┌──

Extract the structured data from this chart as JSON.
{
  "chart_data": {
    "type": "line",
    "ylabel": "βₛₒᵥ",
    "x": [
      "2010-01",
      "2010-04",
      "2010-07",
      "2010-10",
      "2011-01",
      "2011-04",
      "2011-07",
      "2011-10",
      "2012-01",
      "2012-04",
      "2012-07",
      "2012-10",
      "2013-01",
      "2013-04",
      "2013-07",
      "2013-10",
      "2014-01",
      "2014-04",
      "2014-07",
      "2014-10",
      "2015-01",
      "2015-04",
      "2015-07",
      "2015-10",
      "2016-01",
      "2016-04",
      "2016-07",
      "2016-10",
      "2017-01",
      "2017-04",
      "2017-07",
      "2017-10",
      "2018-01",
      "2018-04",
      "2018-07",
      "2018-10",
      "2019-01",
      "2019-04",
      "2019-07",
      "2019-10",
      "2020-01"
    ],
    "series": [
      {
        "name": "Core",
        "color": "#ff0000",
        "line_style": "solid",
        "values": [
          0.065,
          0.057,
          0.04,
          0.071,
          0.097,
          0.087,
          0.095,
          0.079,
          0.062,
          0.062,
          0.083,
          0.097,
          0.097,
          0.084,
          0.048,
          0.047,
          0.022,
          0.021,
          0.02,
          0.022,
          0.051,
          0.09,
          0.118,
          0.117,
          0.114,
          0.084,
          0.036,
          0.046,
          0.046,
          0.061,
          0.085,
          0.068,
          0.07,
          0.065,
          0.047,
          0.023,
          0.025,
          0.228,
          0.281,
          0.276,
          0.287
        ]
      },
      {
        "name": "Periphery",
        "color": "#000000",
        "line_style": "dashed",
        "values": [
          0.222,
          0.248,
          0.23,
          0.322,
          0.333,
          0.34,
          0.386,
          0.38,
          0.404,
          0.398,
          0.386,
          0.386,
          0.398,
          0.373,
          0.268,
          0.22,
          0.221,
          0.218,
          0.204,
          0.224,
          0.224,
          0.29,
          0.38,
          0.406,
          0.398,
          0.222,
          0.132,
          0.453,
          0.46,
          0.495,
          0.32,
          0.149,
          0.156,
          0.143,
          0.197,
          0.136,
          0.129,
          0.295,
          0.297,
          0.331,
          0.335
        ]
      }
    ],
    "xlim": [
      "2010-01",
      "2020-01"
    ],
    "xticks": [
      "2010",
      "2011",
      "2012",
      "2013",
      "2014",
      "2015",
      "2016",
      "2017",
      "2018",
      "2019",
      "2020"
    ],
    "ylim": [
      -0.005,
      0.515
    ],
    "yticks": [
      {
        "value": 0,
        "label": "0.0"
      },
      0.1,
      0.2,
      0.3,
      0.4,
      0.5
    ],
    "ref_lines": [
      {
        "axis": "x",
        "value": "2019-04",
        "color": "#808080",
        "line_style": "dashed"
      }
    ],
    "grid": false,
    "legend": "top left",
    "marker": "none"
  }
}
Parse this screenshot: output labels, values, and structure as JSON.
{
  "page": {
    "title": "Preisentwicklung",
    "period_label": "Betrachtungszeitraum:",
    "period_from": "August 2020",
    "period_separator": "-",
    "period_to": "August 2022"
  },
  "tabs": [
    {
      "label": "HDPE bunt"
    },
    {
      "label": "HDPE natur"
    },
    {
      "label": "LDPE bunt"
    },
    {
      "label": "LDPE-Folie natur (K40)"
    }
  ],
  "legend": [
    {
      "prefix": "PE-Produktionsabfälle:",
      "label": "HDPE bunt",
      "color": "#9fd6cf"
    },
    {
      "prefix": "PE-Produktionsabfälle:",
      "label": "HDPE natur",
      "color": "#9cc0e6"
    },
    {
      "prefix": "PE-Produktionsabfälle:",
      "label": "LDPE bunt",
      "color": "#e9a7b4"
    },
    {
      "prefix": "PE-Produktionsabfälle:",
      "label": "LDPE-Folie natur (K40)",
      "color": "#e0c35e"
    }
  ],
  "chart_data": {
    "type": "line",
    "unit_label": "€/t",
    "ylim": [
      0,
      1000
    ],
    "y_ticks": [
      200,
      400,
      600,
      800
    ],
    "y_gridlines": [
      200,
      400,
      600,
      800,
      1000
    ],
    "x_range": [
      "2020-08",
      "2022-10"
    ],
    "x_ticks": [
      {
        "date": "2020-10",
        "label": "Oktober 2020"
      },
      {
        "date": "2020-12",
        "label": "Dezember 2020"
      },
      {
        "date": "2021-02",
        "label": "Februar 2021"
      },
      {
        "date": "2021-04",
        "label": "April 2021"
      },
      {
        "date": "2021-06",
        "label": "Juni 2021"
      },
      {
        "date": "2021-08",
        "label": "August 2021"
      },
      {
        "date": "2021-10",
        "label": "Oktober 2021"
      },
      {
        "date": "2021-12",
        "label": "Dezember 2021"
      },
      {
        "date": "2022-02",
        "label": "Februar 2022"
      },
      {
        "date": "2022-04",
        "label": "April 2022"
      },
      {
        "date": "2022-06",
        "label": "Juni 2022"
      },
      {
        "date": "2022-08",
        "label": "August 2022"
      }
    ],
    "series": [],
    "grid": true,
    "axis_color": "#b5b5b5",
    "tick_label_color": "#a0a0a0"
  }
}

└──

* _Written exercise_:
Retype the material above, line by line, exactly.

* _Task answer_:
Extract the structured data from this chart as JSON.
{
  "chart_data": {
    "type": "line",
    "ylabel": "βₛₒᵥ",
    "x": [
      "2010-01",
      "2010-04",
      "2010-07",
      "2010-10",
      "2011-01",
      "2011-04",
      "2011-07",
      "2011-10",
      "2012-01",
      "2012-04",
      "2012-07",
      "2012-10",
      "2013-01",
      "2013-04",
      "2013-07",
      "2013-10",
      "2014-01",
      "2014-04",
      "2014-07",
      "2014-10",
      "2015-01",
      "2015-04",
      "2015-07",
      "2015-10",
      "2016-01",
      "2016-04",
      "2016-07",
      "2016-10",
      "2017-01",
      "2017-04",
      "2017-07",
      "2017-10",
      "2018-01",
      "2018-04",
      "2018-07",
      "2018-10",
      "2019-01",
      "2019-04",
      "2019-07",
      "2019-10",
      "2020-01"
    ],
    "series": [
      {
        "name": "Core",
        "color": "#ff0000",
        "line_style": "solid",
        "values": [
          0.065,
          0.057,
          0.04,
          0.071,
          0.097,
          0.087,
          0.095,
          0.079,
          0.062,
          0.062,
          0.083,
          0.097,
          0.097,
          0.084,
          0.048,
          0.047,
          0.022,
          0.021,
          0.02,
          0.022,
          0.051,
          0.09,
          0.118,
          0.117,
          0.114,
          0.084,
          0.036,
          0.046,
          0.046,
          0.061,
          0.085,
          0.068,
          0.07,
          0.065,
          0.047,
          0.023,
          0.025,
          0.228,
          0.281,
          0.276,
          0.287
        ]
      },
      {
        "name": "Periphery",
        "color": "#000000",
        "line_style": "dashed",
        "values": [
          0.222,
          0.248,
          0.23,
          0.322,
          0.333,
          0.34,
          0.386,
          0.38,
          0.404,
          0.398,
          0.386,
          0.386,
          0.398,
          0.373,
          0.268,
          0.22,
          0.221,
          0.218,
          0.204,
          0.224,
          0.224,
          0.29,
          0.38,
          0.406,
          0.398,
          0.222,
          0.132,
          0.453,
          0.46,
          0.495,
          0.32,
          0.149,
          0.156,
          0.143,
          0.197,
          0.136,
          0.129,
          0.295,
          0.297,
          0.331,
          0.335
        ]
      }
    ],
    "xlim": [
      "2010-01",
      "2020-01"
    ],
    "xticks": [
      "2010",
      "2011",
      "2012",
      "2013",
      "2014",
      "2015",
      "2016",
      "2017",
      "2018",
      "2019",
      "2020"
    ],
    "ylim": [
      -0.005,
      0.515
    ],
    "yticks": [
      {
        "value": 0,
        "label": "0.0"
      },
      0.1,
      0.2,
      0.3,
      0.4,
      0.5
    ],
    "ref_lines": [
      {
        "axis": "x",
        "value": "2019-04",
        "color": "#808080",
        "line_style": "dashed"
      }
    ],
    "grid": false,
    "legend": "top left",
    "marker": "none"
  }
}
Parse this screenshot: output labels, values, and structure as JSON.
{
  "page": {
    "title": "Preisentwicklung",
    "period_label": "Betrachtungszeitraum:",
    "period_from": "August 2020",
    "period_separator": "-",
    "period_to": "August 2022"
  },
  "tabs": [
    {
      "label": "HDPE bunt"
    },
    {
      "label": "HDPE natur"
    },
    {
      "label": "LDPE bunt"
    },
    {
      "label": "LDPE-Folie natur (K40)"
    }
  ],
  "legend": [
    {
      "prefix": "PE-Produktionsabfälle:",
      "label": "HDPE bunt",
      "color": "#9fd6cf"
    },
    {
      "prefix": "PE-Produktionsabfälle:",
      "label": "HDPE natur",
      "color": "#9cc0e6"
    },
    {
      "prefix": "PE-Produktionsabfälle:",
      "label": "LDPE bunt",
      "color": "#e9a7b4"
    },
    {
      "prefix": "PE-Produktionsabfälle:",
      "label": "LDPE-Folie natur (K40)",
      "color": "#e0c35e"
    }
  ],
  "chart_data": {
    "type": "line",
    "unit_label": "€/t",
    "ylim": [
      0,
      1000
    ],
    "y_ticks": [
      200,
      400,
      600,
      800
    ],
    "y_gridlines": [
      200,
      400,
      600,
      800,
      1000
    ],
    "x_range": [
      "2020-08",
      "2022-10"
    ],
    "x_ticks": [
      {
        "date": "2020-10",
        "label": "Oktober 2020"
      },
      {
        "date": "2020-12",
        "label": "Dezember 2020"
      },
      {
        "date": "2021-02",
        "label": "Februar 2021"
      },
      {
        "date": "2021-04",
        "label": "April 2021"
      },
      {
        "date": "2021-06",
        "label": "Juni 2021"
      },
      {
        "date": "2021-08",
        "label": "August 2021"
      },
      {
        "date": "2021-10",
        "label": "Oktober 2021"
      },
      {
        "date": "2021-12",
        "label": "Dezember 2021"
      },
      {
        "date": "2022-02",
        "label": "Februar 2022"
      },
      {
        "date": "2022-04",
        "label": "April 2022"
      },
      {
        "date": "2022-06",
        "label": "Juni 2022"
      },
      {
        "date": "2022-08",
        "label": "August 2022"
      }
    ],
    "series": [],
    "grid": true,
    "axis_color": "#b5b5b5",
    "tick_label_color": "#a0a0a0"
  }
}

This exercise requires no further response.